What to work on: Output every record exactly, and nothing more.

_ _ _ _ _

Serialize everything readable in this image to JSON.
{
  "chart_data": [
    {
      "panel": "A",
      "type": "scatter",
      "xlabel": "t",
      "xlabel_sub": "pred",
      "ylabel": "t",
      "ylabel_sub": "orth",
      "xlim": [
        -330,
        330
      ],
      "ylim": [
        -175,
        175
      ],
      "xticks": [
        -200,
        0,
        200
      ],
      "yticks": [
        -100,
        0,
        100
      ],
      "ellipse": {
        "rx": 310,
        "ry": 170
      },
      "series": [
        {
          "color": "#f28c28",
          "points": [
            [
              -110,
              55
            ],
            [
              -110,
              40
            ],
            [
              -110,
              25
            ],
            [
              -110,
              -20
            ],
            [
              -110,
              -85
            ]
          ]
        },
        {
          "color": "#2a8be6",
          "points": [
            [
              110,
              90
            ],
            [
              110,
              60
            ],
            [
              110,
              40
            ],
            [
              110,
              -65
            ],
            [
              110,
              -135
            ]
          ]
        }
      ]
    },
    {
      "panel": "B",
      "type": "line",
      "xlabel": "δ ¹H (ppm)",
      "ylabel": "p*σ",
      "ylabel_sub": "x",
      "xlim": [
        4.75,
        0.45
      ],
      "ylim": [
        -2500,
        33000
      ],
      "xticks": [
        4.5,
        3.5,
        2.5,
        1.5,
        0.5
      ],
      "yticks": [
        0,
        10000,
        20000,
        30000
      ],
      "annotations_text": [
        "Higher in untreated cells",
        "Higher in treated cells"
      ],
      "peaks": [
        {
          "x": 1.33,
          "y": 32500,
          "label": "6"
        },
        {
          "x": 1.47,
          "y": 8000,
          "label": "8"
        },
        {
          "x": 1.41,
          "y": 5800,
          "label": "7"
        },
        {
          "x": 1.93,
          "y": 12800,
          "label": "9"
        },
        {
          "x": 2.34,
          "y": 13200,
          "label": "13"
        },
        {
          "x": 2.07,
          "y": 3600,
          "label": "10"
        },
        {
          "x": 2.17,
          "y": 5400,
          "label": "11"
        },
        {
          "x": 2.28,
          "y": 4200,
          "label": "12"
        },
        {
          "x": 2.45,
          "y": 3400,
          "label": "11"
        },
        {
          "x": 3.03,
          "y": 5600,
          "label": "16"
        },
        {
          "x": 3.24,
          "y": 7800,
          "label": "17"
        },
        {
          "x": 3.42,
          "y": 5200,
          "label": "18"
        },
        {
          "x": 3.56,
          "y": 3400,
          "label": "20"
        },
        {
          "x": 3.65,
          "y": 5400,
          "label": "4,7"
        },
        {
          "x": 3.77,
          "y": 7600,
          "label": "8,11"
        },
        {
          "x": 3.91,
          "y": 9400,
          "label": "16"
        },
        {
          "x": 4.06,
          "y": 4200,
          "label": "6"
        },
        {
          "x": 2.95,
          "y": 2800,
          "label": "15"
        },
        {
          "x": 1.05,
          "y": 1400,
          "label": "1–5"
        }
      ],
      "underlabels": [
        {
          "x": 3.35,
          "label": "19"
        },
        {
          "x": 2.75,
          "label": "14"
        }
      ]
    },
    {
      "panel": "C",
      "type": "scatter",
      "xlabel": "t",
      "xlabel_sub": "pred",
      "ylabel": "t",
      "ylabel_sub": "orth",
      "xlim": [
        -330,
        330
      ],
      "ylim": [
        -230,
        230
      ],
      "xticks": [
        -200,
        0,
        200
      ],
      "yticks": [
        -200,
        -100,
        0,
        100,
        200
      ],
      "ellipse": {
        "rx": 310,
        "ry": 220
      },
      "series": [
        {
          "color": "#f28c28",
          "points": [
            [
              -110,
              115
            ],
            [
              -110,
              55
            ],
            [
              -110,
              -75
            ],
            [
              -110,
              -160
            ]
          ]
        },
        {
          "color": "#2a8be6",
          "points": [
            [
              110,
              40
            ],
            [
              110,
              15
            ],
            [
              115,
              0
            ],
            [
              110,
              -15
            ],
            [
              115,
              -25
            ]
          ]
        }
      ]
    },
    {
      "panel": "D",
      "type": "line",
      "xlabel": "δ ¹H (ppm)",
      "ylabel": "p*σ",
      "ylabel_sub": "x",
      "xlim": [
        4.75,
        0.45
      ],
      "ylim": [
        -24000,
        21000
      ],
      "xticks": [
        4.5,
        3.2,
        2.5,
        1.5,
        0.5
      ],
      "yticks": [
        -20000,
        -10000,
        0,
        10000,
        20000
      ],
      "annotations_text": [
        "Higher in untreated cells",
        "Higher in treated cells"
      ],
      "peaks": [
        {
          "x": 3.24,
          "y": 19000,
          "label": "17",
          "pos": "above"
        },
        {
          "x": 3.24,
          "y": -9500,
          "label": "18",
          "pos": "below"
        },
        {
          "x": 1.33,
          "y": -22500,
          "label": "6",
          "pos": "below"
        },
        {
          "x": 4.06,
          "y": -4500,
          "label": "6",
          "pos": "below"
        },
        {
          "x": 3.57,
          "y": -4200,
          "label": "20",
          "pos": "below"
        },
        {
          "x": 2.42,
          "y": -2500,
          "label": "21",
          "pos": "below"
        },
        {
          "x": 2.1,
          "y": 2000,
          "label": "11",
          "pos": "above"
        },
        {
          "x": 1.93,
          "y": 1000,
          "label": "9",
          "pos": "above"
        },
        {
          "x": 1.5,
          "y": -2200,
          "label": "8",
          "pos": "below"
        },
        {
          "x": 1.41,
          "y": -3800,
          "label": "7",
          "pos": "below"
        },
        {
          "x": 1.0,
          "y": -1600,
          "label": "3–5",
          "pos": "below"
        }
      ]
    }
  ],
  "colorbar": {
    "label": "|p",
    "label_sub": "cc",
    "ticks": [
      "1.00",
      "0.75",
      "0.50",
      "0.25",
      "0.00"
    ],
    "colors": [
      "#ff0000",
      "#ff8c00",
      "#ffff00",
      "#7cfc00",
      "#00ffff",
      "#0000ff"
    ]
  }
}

_ _ _ _ _

Solution to this problem:
Serialize everything readable in this image to JSON.
{
  "chart_data": [
    {
      "panel": "A",
      "type": "scatter",
      "xlabel": "t",
      "xlabel_sub": "pred",
      "ylabel": "t",
      "ylabel_sub": "orth",
      "xlim": [
        -330,
        330
      ],
      "ylim": [
        -175,
        175
      ],
      "xticks": [
        -200,
        0,
        200
      ],
      "yticks": [
        -100,
        0,
        100
      ],
      "ellipse": {
        "rx": 310,
        "ry": 170
      },
      "series": [
        {
          "color": "#f28c28",
          "points": [
            [
              -110,
              55
            ],
            [
              -110,
              40
            ],
            [
              -110,
              25
            ],
            [
              -110,
              -20
            ],
            [
              -110,
              -85
            ]
          ]
        },
        {
          "color": "#2a8be6",
          "points": [
            [
              110,
              90
            ],
            [
              110,
              60
            ],
            [
              110,
              40
            ],
            [
              110,
              -65
            ],
            [
              110,
              -135
            ]
          ]
        }
      ]
    },
    {
      "panel": "B",
      "type": "line",
      "xlabel": "δ ¹H (ppm)",
      "ylabel": "p*σ",
      "ylabel_sub": "x",
      "xlim": [
        4.75,
        0.45
      ],
      "ylim": [
        -2500,
        33000
      ],
      "xticks": [
        4.5,
        3.5,
        2.5,
        1.5,
        0.5
      ],
      "yticks": [
        0,
        10000,
        20000,
        30000
      ],
      "annotations_text": [
        "Higher in untreated cells",
        "Higher in treated cells"
      ],
      "peaks": [
        {
          "x": 1.33,
          "y": 32500,
          "label": "6"
        },
        {
          "x": 1.47,
          "y": 8000,
          "label": "8"
        },
        {
          "x": 1.41,
          "y": 5800,
          "label": "7"
        },
        {
          "x": 1.93,
          "y": 12800,
          "label": "9"
        },
        {
          "x": 2.34,
          "y": 13200,
          "label": "13"
        },
        {
          "x": 2.07,
          "y": 3600,
          "label": "10"
        },
        {
          "x": 2.17,
          "y": 5400,
          "label": "11"
        },
        {
          "x": 2.28,
          "y": 4200,
          "label": "12"
        },
        {
          "x": 2.45,
          "y": 3400,
          "label": "11"
        },
        {
          "x": 3.03,
          "y": 5600,
          "label": "16"
        },
        {
          "x": 3.24,
          "y": 7800,
          "label": "17"
        },
        {
          "x": 3.42,
          "y": 5200,
          "label": "18"
        },
        {
          "x": 3.56,
          "y": 3400,
          "label": "20"
        },
        {
          "x": 3.65,
          "y": 5400,
          "label": "4,7"
        },
        {
          "x": 3.77,
          "y": 7600,
          "label": "8,11"
        },
        {
          "x": 3.91,
          "y": 9400,
          "label": "16"
        },
        {
          "x": 4.06,
          "y": 4200,
          "label": "6"
        },
        {
          "x": 2.95,
          "y": 2800,
          "label": "15"
        },
        {
          "x": 1.05,
          "y": 1400,
          "label": "1–5"
        }
      ],
      "underlabels": [
        {
          "x": 3.35,
          "label": "19"
        },
        {
          "x": 2.75,
          "label": "14"
        }
      ]
    },
    {
      "panel": "C",
      "type": "scatter",
      "xlabel": "t",
      "xlabel_sub": "pred",
      "ylabel": "t",
      "ylabel_sub": "orth",
      "xlim": [
        -330,
        330
      ],
      "ylim": [
        -230,
        230
      ],
      "xticks": [
        -200,
        0,
        200
      ],
      "yticks": [
        -200,
        -100,
        0,
        100,
        200
      ],
      "ellipse": {
        "rx": 310,
        "ry": 220
      },
      "series": [
        {
          "color": "#f28c28",
          "points": [
            [
              -110,
              115
            ],
            [
              -110,
              55
            ],
            [
              -110,
              -75
            ],
            [
              -110,
              -160
            ]
          ]
        },
        {
          "color": "#2a8be6",
          "points": [
            [
              110,
              40
            ],
            [
              110,
              15
            ],
            [
              115,
              0
            ],
            [
              110,
              -15
            ],
            [
              115,
              -25
            ]
          ]
        }
      ]
    },
    {
      "panel": "D",
      "type": "line",
      "xlabel": "δ ¹H (ppm)",
      "ylabel": "p*σ",
      "ylabel_sub": "x",
      "xlim": [
        4.75,
        0.45
      ],
      "ylim": [
        -24000,
        21000
      ],
      "xticks": [
        4.5,
        3.2,
        2.5,
        1.5,
        0.5
      ],
      "yticks": [
        -20000,
        -10000,
        0,
        10000,
        20000
      ],
      "annotations_text": [
        "Higher in untreated cells",
        "Higher in treated cells"
      ],
      "peaks": [
        {
          "x": 3.24,
          "y": 19000,
          "label": "17",
          "pos": "above"
        },
        {
          "x": 3.24,
          "y": -9500,
          "label": "18",
          "pos": "below"
        },
        {
          "x": 1.33,
          "y": -22500,
          "label": "6",
          "pos": "below"
        },
        {
          "x": 4.06,
          "y": -4500,
          "label": "6",
          "pos": "below"
        },
        {
          "x": 3.57,
          "y": -4200,
          "label": "20",
          "pos": "below"
        },
        {
          "x": 2.42,
          "y": -2500,
          "label": "21",
          "pos": "below"
        },
        {
          "x": 2.1,
          "y": 2000,
          "label": "11",
          "pos": "above"
        },
        {
          "x": 1.93,
          "y": 1000,
          "label": "9",
          "pos": "above"
        },
        {
          "x": 1.5,
          "y": -2200,
          "label": "8",
          "pos": "below"
        },
        {
          "x": 1.41,
          "y": -3800,
          "label": "7",
          "pos": "below"
        },
        {
          "x": 1.0,
          "y": -1600,
          "label": "3–5",
          "pos": "below"
        }
      ]
    }
  ],
  "colorbar": {
    "label": "|p",
    "label_sub": "cc",
    "ticks": [
      "1.00",
      "0.75",
      "0.50",
      "0.25",
      "0.00"
    ],
    "colors": [
      "#ff0000",
      "#ff8c00",
      "#ffff00",
      "#7cfc00",
      "#00ffff",
      "#0000ff"
    ]
  }
}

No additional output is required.